◆ WHAT TO WORK ON ◆
Search the material for the string "structured" and copy each line where it occurs.
## start DATA
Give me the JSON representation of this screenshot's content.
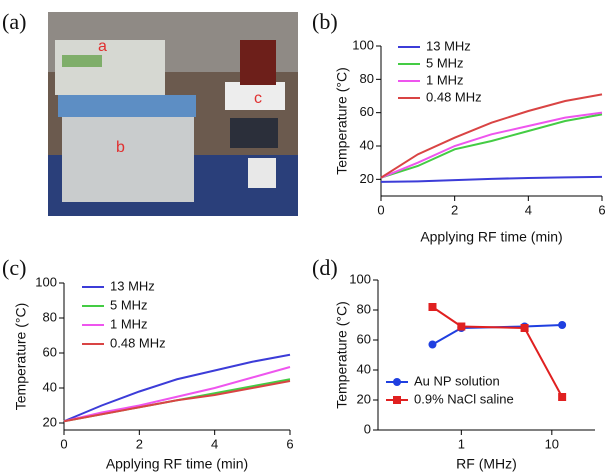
{
  "photo": {
    "panel_label": "(a)",
    "annotations": [
      "a",
      "b",
      "c"
    ]
  },
  "chart_data": [
    {
      "type": "line",
      "panel_label": "(b)",
      "xlabel": "Applying RF time (min)",
      "ylabel": "Temperature (°C)",
      "x": [
        0,
        1,
        2,
        3,
        4,
        5,
        6
      ],
      "xlim": [
        0,
        6
      ],
      "xticks": [
        0,
        2,
        4,
        6
      ],
      "ylim": [
        10,
        100
      ],
      "yticks": [
        20,
        40,
        60,
        80,
        100
      ],
      "series": [
        {
          "name": "13 MHz",
          "color": "#3c3cd8",
          "values": [
            18.5,
            18.8,
            19.5,
            20.3,
            20.8,
            21.2,
            21.5
          ]
        },
        {
          "name": "5 MHz",
          "color": "#44cc44",
          "values": [
            21,
            28,
            38,
            43,
            49,
            55,
            59
          ]
        },
        {
          "name": "1 MHz",
          "color": "#ee55ee",
          "values": [
            21,
            30,
            40,
            47,
            52,
            57,
            60
          ]
        },
        {
          "name": "0.48 MHz",
          "color": "#d94444",
          "values": [
            21,
            35,
            45,
            54,
            61,
            67,
            71
          ]
        }
      ]
    },
    {
      "type": "line",
      "panel_label": "(c)",
      "xlabel": "Applying RF time (min)",
      "ylabel": "Temperature (°C)",
      "x": [
        0,
        1,
        2,
        3,
        4,
        5,
        6
      ],
      "xlim": [
        0,
        6
      ],
      "xticks": [
        0,
        2,
        4,
        6
      ],
      "ylim": [
        16,
        100
      ],
      "yticks": [
        20,
        40,
        60,
        80,
        100
      ],
      "series": [
        {
          "name": "13 MHz",
          "color": "#3c3cd8",
          "values": [
            21,
            30,
            38,
            45,
            50,
            55,
            59
          ]
        },
        {
          "name": "5 MHz",
          "color": "#44cc44",
          "values": [
            21,
            25,
            29,
            33,
            37,
            41,
            45
          ]
        },
        {
          "name": "1 MHz",
          "color": "#ee55ee",
          "values": [
            21,
            26,
            30,
            35,
            40,
            46,
            52
          ]
        },
        {
          "name": "0.48 MHz",
          "color": "#d94444",
          "values": [
            21,
            25,
            29,
            33,
            36,
            40,
            44
          ]
        }
      ]
    },
    {
      "type": "line",
      "panel_label": "(d)",
      "xlabel": "RF (MHz)",
      "ylabel": "Temperature (°C)",
      "xscale": "log",
      "x": [
        0.48,
        1,
        5,
        13
      ],
      "xlim": [
        0.12,
        30
      ],
      "xticks": [
        1,
        10
      ],
      "ylim": [
        0,
        100
      ],
      "yticks": [
        0,
        20,
        40,
        60,
        80,
        100
      ],
      "series": [
        {
          "name": "Au NP solution",
          "color": "#1f3fe0",
          "marker": "circle",
          "values": [
            57,
            68,
            69,
            70
          ]
        },
        {
          "name": "0.9% NaCl saline",
          "color": "#e02020",
          "marker": "square",
          "values": [
            82,
            69,
            68,
            22
          ]
        }
      ]
    }
  ]
}
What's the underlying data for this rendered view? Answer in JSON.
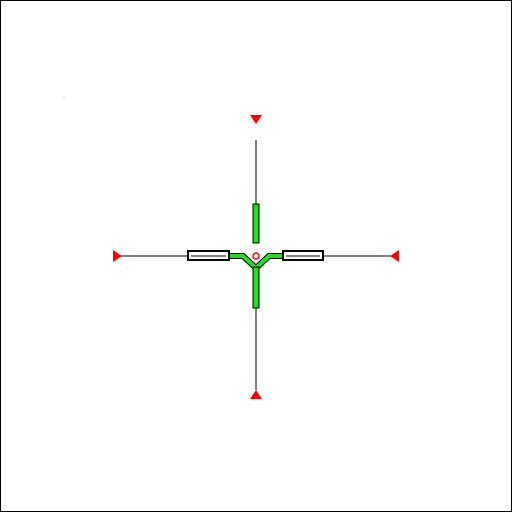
{
  "reticle": {
    "line_color": "#000000",
    "marker_color": "#ff0000",
    "bar_color": "#22dd22",
    "post_fill": "#ffffff",
    "post_stroke": "#000000",
    "center_dot_color": "#ff0000",
    "markers": [
      "marker-top",
      "marker-bottom",
      "marker-left",
      "marker-right"
    ]
  }
}
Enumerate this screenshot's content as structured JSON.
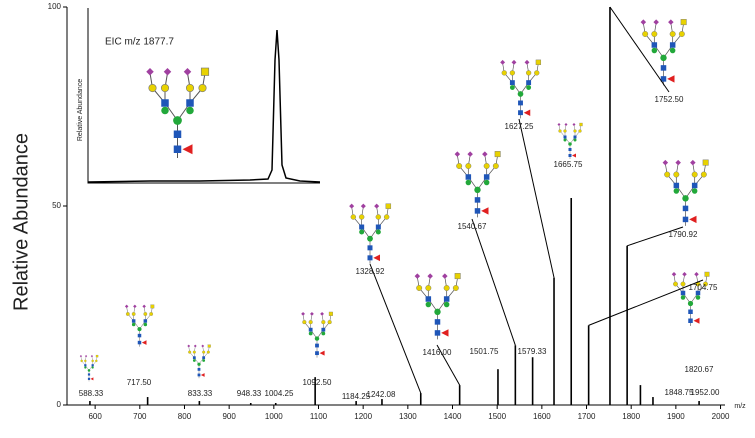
{
  "chart_data": {
    "type": "stem",
    "y_label": "Relative Abundance",
    "x_label": "m/z",
    "inset_title": "EIC m/z 1877.7",
    "inset_y_label": "Relative Abundance",
    "xlim": [
      537,
      2010
    ],
    "ylim": [
      0,
      100
    ],
    "xticks": [
      600,
      700,
      800,
      900,
      1000,
      1100,
      1200,
      1300,
      1400,
      1500,
      1600,
      1700,
      1800,
      1900,
      2000
    ],
    "yticks": [
      0,
      50,
      100
    ],
    "color": "#000000",
    "x": [
      588.33,
      717.5,
      833.33,
      948.33,
      1004.25,
      1092.5,
      1184.25,
      1242.08,
      1328.92,
      1416,
      1501.75,
      1540.67,
      1579.33,
      1627.25,
      1665.75,
      1704.75,
      1752.5,
      1790.92,
      1820.67,
      1848.75,
      1952
    ],
    "x_labels": [
      "588.33",
      "717.50",
      "833.33",
      "948.33",
      "1004.25",
      "1092.50",
      "1184.25",
      "1242.08",
      "1328.92",
      "1416.00",
      "1501.75",
      "1540.67",
      "1579.33",
      "1627.25",
      "1665.75",
      "1704.75",
      "1752.50",
      "1790.92",
      "1820.67",
      "1848.75",
      "1952.00"
    ],
    "values": [
      1,
      2,
      1,
      0.5,
      0.5,
      7,
      1,
      1.5,
      3,
      5,
      9,
      15,
      12,
      32,
      52,
      20,
      100,
      40,
      5,
      2,
      1
    ]
  }
}
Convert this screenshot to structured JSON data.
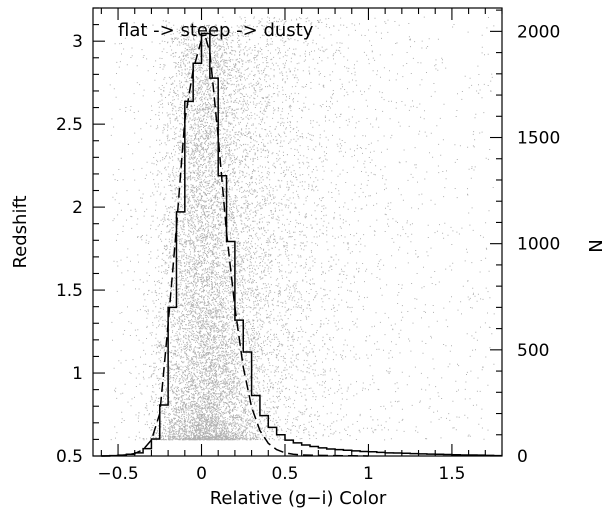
{
  "chart_data": {
    "type": "scatter",
    "annotation": "flat -> steep -> dusty",
    "xlabel": "Relative (g−i) Color",
    "ylabel_left": "Redshift",
    "ylabel_right": "N",
    "xlim": [
      -0.65,
      1.8
    ],
    "ylim_left": [
      0.5,
      3.2
    ],
    "ylim_right": [
      0,
      2110
    ],
    "x_ticks": [
      -0.5,
      0,
      0.5,
      1,
      1.5
    ],
    "x_tick_labels": [
      "−0.5",
      "0",
      "0.5",
      "1",
      "1.5"
    ],
    "y_left_ticks": [
      0.5,
      1,
      1.5,
      2,
      2.5,
      3
    ],
    "y_left_tick_labels": [
      "0.5",
      "1",
      "1.5",
      "2",
      "2.5",
      "3"
    ],
    "y_right_ticks": [
      0,
      500,
      1000,
      1500,
      2000
    ],
    "y_right_tick_labels": [
      "0",
      "500",
      "1000",
      "1500",
      "2000"
    ],
    "grid": false,
    "scatter_color": "#b0b0b0",
    "scatter_description": "dense cloud of quasar points, concentrated near relative color 0",
    "histogram_solid": {
      "bin_width": 0.05,
      "bin_starts": [
        -0.6,
        -0.55,
        -0.5,
        -0.45,
        -0.4,
        -0.35,
        -0.3,
        -0.25,
        -0.2,
        -0.15,
        -0.1,
        -0.05,
        0,
        0.05,
        0.1,
        0.15,
        0.2,
        0.25,
        0.3,
        0.35,
        0.4,
        0.45,
        0.5,
        0.55,
        0.6,
        0.65,
        0.7,
        0.75,
        0.8,
        0.85,
        0.9,
        0.95,
        1,
        1.05,
        1.1,
        1.15,
        1.2,
        1.25,
        1.3,
        1.35,
        1.4,
        1.45,
        1.5,
        1.55,
        1.6,
        1.65,
        1.7,
        1.75
      ],
      "counts": [
        0,
        2,
        4,
        8,
        15,
        35,
        80,
        240,
        700,
        1150,
        1670,
        1850,
        1990,
        1780,
        1320,
        1010,
        640,
        490,
        285,
        190,
        135,
        100,
        75,
        62,
        52,
        45,
        38,
        33,
        30,
        27,
        24,
        21,
        20,
        17,
        15,
        14,
        13,
        11,
        10,
        9,
        8,
        7,
        6,
        5,
        5,
        4,
        3,
        2
      ]
    },
    "histogram_dashed": {
      "x": [
        -0.6,
        -0.5,
        -0.45,
        -0.4,
        -0.35,
        -0.3,
        -0.25,
        -0.2,
        -0.15,
        -0.1,
        -0.05,
        0,
        0.025,
        0.05,
        0.1,
        0.15,
        0.2,
        0.25,
        0.3,
        0.35,
        0.4,
        0.45,
        0.5,
        0.55,
        0.6,
        0.7,
        0.8,
        0.9,
        1.0
      ],
      "y": [
        0,
        2,
        5,
        12,
        30,
        75,
        200,
        620,
        1080,
        1580,
        1820,
        1960,
        1970,
        1900,
        1500,
        1050,
        700,
        420,
        230,
        120,
        60,
        30,
        15,
        8,
        5,
        3,
        2,
        1,
        0
      ]
    }
  }
}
## end DATA
◆ REPLY ◆
Enumerate this screenshot's content as structured JSON.
Convert this screenshot to structured JSON data.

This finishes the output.